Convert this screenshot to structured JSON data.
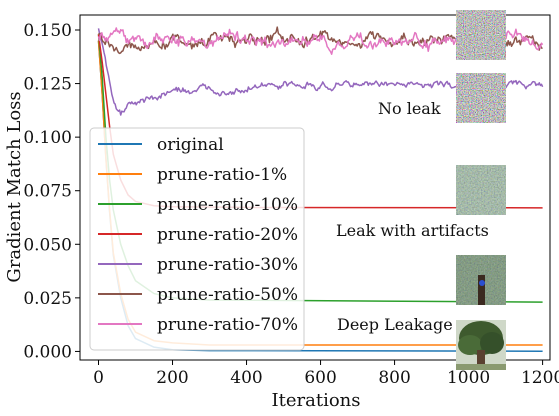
{
  "chart_data": {
    "type": "line",
    "title": "",
    "xlabel": "Iterations",
    "ylabel": "Gradient Match Loss",
    "xlim": [
      -50,
      1220
    ],
    "ylim": [
      -0.004,
      0.157
    ],
    "x_ticks": [
      0,
      200,
      400,
      600,
      800,
      1000,
      1200
    ],
    "x_tick_labels": [
      "0",
      "200",
      "400",
      "600",
      "800",
      "1000",
      "1200"
    ],
    "y_ticks": [
      0.0,
      0.025,
      0.05,
      0.075,
      0.1,
      0.125,
      0.15
    ],
    "y_tick_labels": [
      "0.000",
      "0.025",
      "0.050",
      "0.075",
      "0.100",
      "0.125",
      "0.150"
    ],
    "grid": false,
    "legend_position": "left",
    "annotations": [
      "No leak",
      "Leak with artifacts",
      "Deep Leakage"
    ],
    "series": [
      {
        "name": "original",
        "color": "#1f77b4",
        "points": [
          [
            0,
            0.145
          ],
          [
            10,
            0.12
          ],
          [
            20,
            0.09
          ],
          [
            30,
            0.065
          ],
          [
            40,
            0.045
          ],
          [
            60,
            0.025
          ],
          [
            80,
            0.012
          ],
          [
            100,
            0.006
          ],
          [
            150,
            0.002
          ],
          [
            200,
            0.0008
          ],
          [
            300,
            0.0004
          ],
          [
            1200,
            0.0001
          ]
        ]
      },
      {
        "name": "prune-ratio-1%",
        "color": "#ff7f0e",
        "points": [
          [
            0,
            0.145
          ],
          [
            10,
            0.12
          ],
          [
            20,
            0.09
          ],
          [
            30,
            0.066
          ],
          [
            40,
            0.046
          ],
          [
            60,
            0.027
          ],
          [
            80,
            0.015
          ],
          [
            100,
            0.009
          ],
          [
            150,
            0.005
          ],
          [
            200,
            0.004
          ],
          [
            300,
            0.003
          ],
          [
            1200,
            0.003
          ]
        ]
      },
      {
        "name": "prune-ratio-10%",
        "color": "#2ca02c",
        "points": [
          [
            0,
            0.148
          ],
          [
            10,
            0.128
          ],
          [
            20,
            0.1
          ],
          [
            30,
            0.08
          ],
          [
            40,
            0.066
          ],
          [
            60,
            0.05
          ],
          [
            80,
            0.04
          ],
          [
            100,
            0.033
          ],
          [
            150,
            0.027
          ],
          [
            200,
            0.025
          ],
          [
            300,
            0.024
          ],
          [
            1200,
            0.023
          ]
        ]
      },
      {
        "name": "prune-ratio-20%",
        "color": "#d62728",
        "points": [
          [
            0,
            0.148
          ],
          [
            10,
            0.135
          ],
          [
            20,
            0.12
          ],
          [
            30,
            0.105
          ],
          [
            40,
            0.092
          ],
          [
            60,
            0.08
          ],
          [
            80,
            0.073
          ],
          [
            100,
            0.07
          ],
          [
            150,
            0.068
          ],
          [
            200,
            0.0675
          ],
          [
            400,
            0.0672
          ],
          [
            1200,
            0.067
          ]
        ]
      },
      {
        "name": "prune-ratio-30%",
        "color": "#9467bd",
        "noise": 0.002,
        "points": [
          [
            0,
            0.15
          ],
          [
            20,
            0.135
          ],
          [
            40,
            0.118
          ],
          [
            60,
            0.112
          ],
          [
            100,
            0.116
          ],
          [
            200,
            0.121
          ],
          [
            400,
            0.123
          ],
          [
            600,
            0.124
          ],
          [
            800,
            0.125
          ],
          [
            1000,
            0.124
          ],
          [
            1200,
            0.125
          ]
        ]
      },
      {
        "name": "prune-ratio-50%",
        "color": "#8c564b",
        "noise": 0.0035,
        "points": [
          [
            0,
            0.15
          ],
          [
            20,
            0.145
          ],
          [
            40,
            0.142
          ],
          [
            100,
            0.143
          ],
          [
            200,
            0.145
          ],
          [
            400,
            0.146
          ],
          [
            600,
            0.146
          ],
          [
            800,
            0.145
          ],
          [
            1000,
            0.146
          ],
          [
            1150,
            0.145
          ],
          [
            1200,
            0.142
          ]
        ]
      },
      {
        "name": "prune-ratio-70%",
        "color": "#e377c2",
        "noise": 0.0038,
        "points": [
          [
            0,
            0.148
          ],
          [
            20,
            0.146
          ],
          [
            40,
            0.147
          ],
          [
            100,
            0.147
          ],
          [
            200,
            0.146
          ],
          [
            400,
            0.146
          ],
          [
            600,
            0.145
          ],
          [
            800,
            0.144
          ],
          [
            1000,
            0.146
          ],
          [
            1150,
            0.147
          ],
          [
            1200,
            0.142
          ]
        ]
      }
    ]
  }
}
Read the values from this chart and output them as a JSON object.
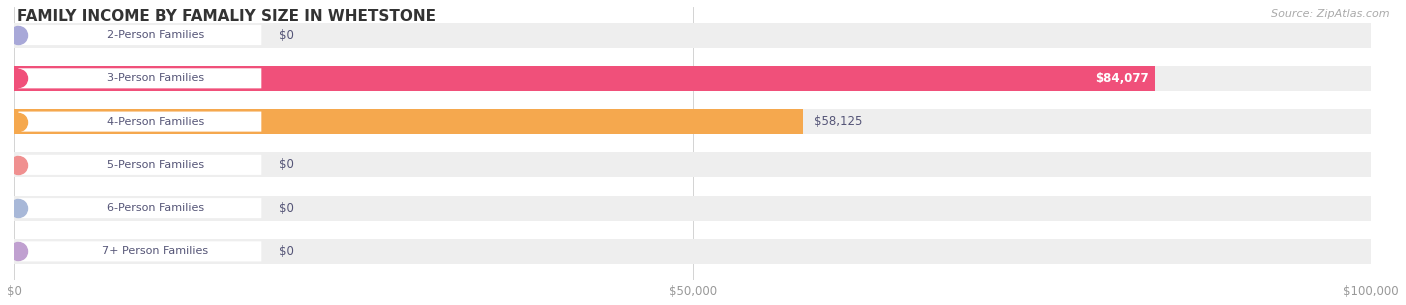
{
  "title": "FAMILY INCOME BY FAMALIY SIZE IN WHETSTONE",
  "source": "Source: ZipAtlas.com",
  "categories": [
    "2-Person Families",
    "3-Person Families",
    "4-Person Families",
    "5-Person Families",
    "6-Person Families",
    "7+ Person Families"
  ],
  "values": [
    0,
    84077,
    58125,
    0,
    0,
    0
  ],
  "bar_colors": [
    "#a8a8d8",
    "#f0507a",
    "#f5a84e",
    "#f09090",
    "#a8b8d8",
    "#c0a0d0"
  ],
  "label_dot_colors": [
    "#a8a8d8",
    "#f0507a",
    "#f5a84e",
    "#f09090",
    "#a8b8d8",
    "#c0a0d0"
  ],
  "value_labels": [
    "$0",
    "$84,077",
    "$58,125",
    "$0",
    "$0",
    "$0"
  ],
  "xlim": [
    0,
    100000
  ],
  "xticks": [
    0,
    50000,
    100000
  ],
  "xtick_labels": [
    "$0",
    "$50,000",
    "$100,000"
  ],
  "figsize": [
    14.06,
    3.05
  ],
  "dpi": 100,
  "capsule_bg": "#eeeeee",
  "row_bg_odd": "#f7f7f7",
  "row_bg_even": "#f0f0f0",
  "label_pill_color": "#ffffff",
  "label_text_color": "#555577",
  "value_text_dark": "#555577",
  "value_text_light": "#ffffff"
}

════

• [To do]: Write out each entry exactly as given, omitting any picture.

• [Exercise answer]:
Convert this screenshot to structured JSON data.
{
  "chart_data": {
    "type": "line",
    "title": "",
    "xlabel": "Iterations",
    "ylabel": "Gradient Match Loss",
    "xlim": [
      -50,
      1220
    ],
    "ylim": [
      -0.004,
      0.157
    ],
    "x_ticks": [
      0,
      200,
      400,
      600,
      800,
      1000,
      1200
    ],
    "x_tick_labels": [
      "0",
      "200",
      "400",
      "600",
      "800",
      "1000",
      "1200"
    ],
    "y_ticks": [
      0.0,
      0.025,
      0.05,
      0.075,
      0.1,
      0.125,
      0.15
    ],
    "y_tick_labels": [
      "0.000",
      "0.025",
      "0.050",
      "0.075",
      "0.100",
      "0.125",
      "0.150"
    ],
    "grid": false,
    "legend_position": "left",
    "annotations": [
      "No leak",
      "Leak with artifacts",
      "Deep Leakage"
    ],
    "series": [
      {
        "name": "original",
        "color": "#1f77b4",
        "points": [
          [
            0,
            0.145
          ],
          [
            10,
            0.12
          ],
          [
            20,
            0.09
          ],
          [
            30,
            0.065
          ],
          [
            40,
            0.045
          ],
          [
            60,
            0.025
          ],
          [
            80,
            0.012
          ],
          [
            100,
            0.006
          ],
          [
            150,
            0.002
          ],
          [
            200,
            0.0008
          ],
          [
            300,
            0.0004
          ],
          [
            1200,
            0.0001
          ]
        ]
      },
      {
        "name": "prune-ratio-1%",
        "color": "#ff7f0e",
        "points": [
          [
            0,
            0.145
          ],
          [
            10,
            0.12
          ],
          [
            20,
            0.09
          ],
          [
            30,
            0.066
          ],
          [
            40,
            0.046
          ],
          [
            60,
            0.027
          ],
          [
            80,
            0.015
          ],
          [
            100,
            0.009
          ],
          [
            150,
            0.005
          ],
          [
            200,
            0.004
          ],
          [
            300,
            0.003
          ],
          [
            1200,
            0.003
          ]
        ]
      },
      {
        "name": "prune-ratio-10%",
        "color": "#2ca02c",
        "points": [
          [
            0,
            0.148
          ],
          [
            10,
            0.128
          ],
          [
            20,
            0.1
          ],
          [
            30,
            0.08
          ],
          [
            40,
            0.066
          ],
          [
            60,
            0.05
          ],
          [
            80,
            0.04
          ],
          [
            100,
            0.033
          ],
          [
            150,
            0.027
          ],
          [
            200,
            0.025
          ],
          [
            300,
            0.024
          ],
          [
            1200,
            0.023
          ]
        ]
      },
      {
        "name": "prune-ratio-20%",
        "color": "#d62728",
        "points": [
          [
            0,
            0.148
          ],
          [
            10,
            0.135
          ],
          [
            20,
            0.12
          ],
          [
            30,
            0.105
          ],
          [
            40,
            0.092
          ],
          [
            60,
            0.08
          ],
          [
            80,
            0.073
          ],
          [
            100,
            0.07
          ],
          [
            150,
            0.068
          ],
          [
            200,
            0.0675
          ],
          [
            400,
            0.0672
          ],
          [
            1200,
            0.067
          ]
        ]
      },
      {
        "name": "prune-ratio-30%",
        "color": "#9467bd",
        "noise": 0.002,
        "points": [
          [
            0,
            0.15
          ],
          [
            20,
            0.135
          ],
          [
            40,
            0.118
          ],
          [
            60,
            0.112
          ],
          [
            100,
            0.116
          ],
          [
            200,
            0.121
          ],
          [
            400,
            0.123
          ],
          [
            600,
            0.124
          ],
          [
            800,
            0.125
          ],
          [
            1000,
            0.124
          ],
          [
            1200,
            0.125
          ]
        ]
      },
      {
        "name": "prune-ratio-50%",
        "color": "#8c564b",
        "noise": 0.0035,
        "points": [
          [
            0,
            0.15
          ],
          [
            20,
            0.145
          ],
          [
            40,
            0.142
          ],
          [
            100,
            0.143
          ],
          [
            200,
            0.145
          ],
          [
            400,
            0.146
          ],
          [
            600,
            0.146
          ],
          [
            800,
            0.145
          ],
          [
            1000,
            0.146
          ],
          [
            1150,
            0.145
          ],
          [
            1200,
            0.142
          ]
        ]
      },
      {
        "name": "prune-ratio-70%",
        "color": "#e377c2",
        "noise": 0.0038,
        "points": [
          [
            0,
            0.148
          ],
          [
            20,
            0.146
          ],
          [
            40,
            0.147
          ],
          [
            100,
            0.147
          ],
          [
            200,
            0.146
          ],
          [
            400,
            0.146
          ],
          [
            600,
            0.145
          ],
          [
            800,
            0.144
          ],
          [
            1000,
            0.146
          ],
          [
            1150,
            0.147
          ],
          [
            1200,
            0.142
          ]
        ]
      }
    ]
  }
}
Read the values from this chart and output them as a JSON object.
{
  "title": "FAMILY INCOME BY FAMALIY SIZE IN WHETSTONE",
  "source": "Source: ZipAtlas.com",
  "categories": [
    "2-Person Families",
    "3-Person Families",
    "4-Person Families",
    "5-Person Families",
    "6-Person Families",
    "7+ Person Families"
  ],
  "values": [
    0,
    84077,
    58125,
    0,
    0,
    0
  ],
  "bar_colors": [
    "#a8a8d8",
    "#f0507a",
    "#f5a84e",
    "#f09090",
    "#a8b8d8",
    "#c0a0d0"
  ],
  "label_dot_colors": [
    "#a8a8d8",
    "#f0507a",
    "#f5a84e",
    "#f09090",
    "#a8b8d8",
    "#c0a0d0"
  ],
  "value_labels": [
    "$0",
    "$84,077",
    "$58,125",
    "$0",
    "$0",
    "$0"
  ],
  "xlim": [
    0,
    100000
  ],
  "xticks": [
    0,
    50000,
    100000
  ],
  "xtick_labels": [
    "$0",
    "$50,000",
    "$100,000"
  ],
  "figsize": [
    14.06,
    3.05
  ],
  "dpi": 100,
  "capsule_bg": "#eeeeee",
  "row_bg_odd": "#f7f7f7",
  "row_bg_even": "#f0f0f0",
  "label_pill_color": "#ffffff",
  "label_text_color": "#555577",
  "value_text_dark": "#555577",
  "value_text_light": "#ffffff"
}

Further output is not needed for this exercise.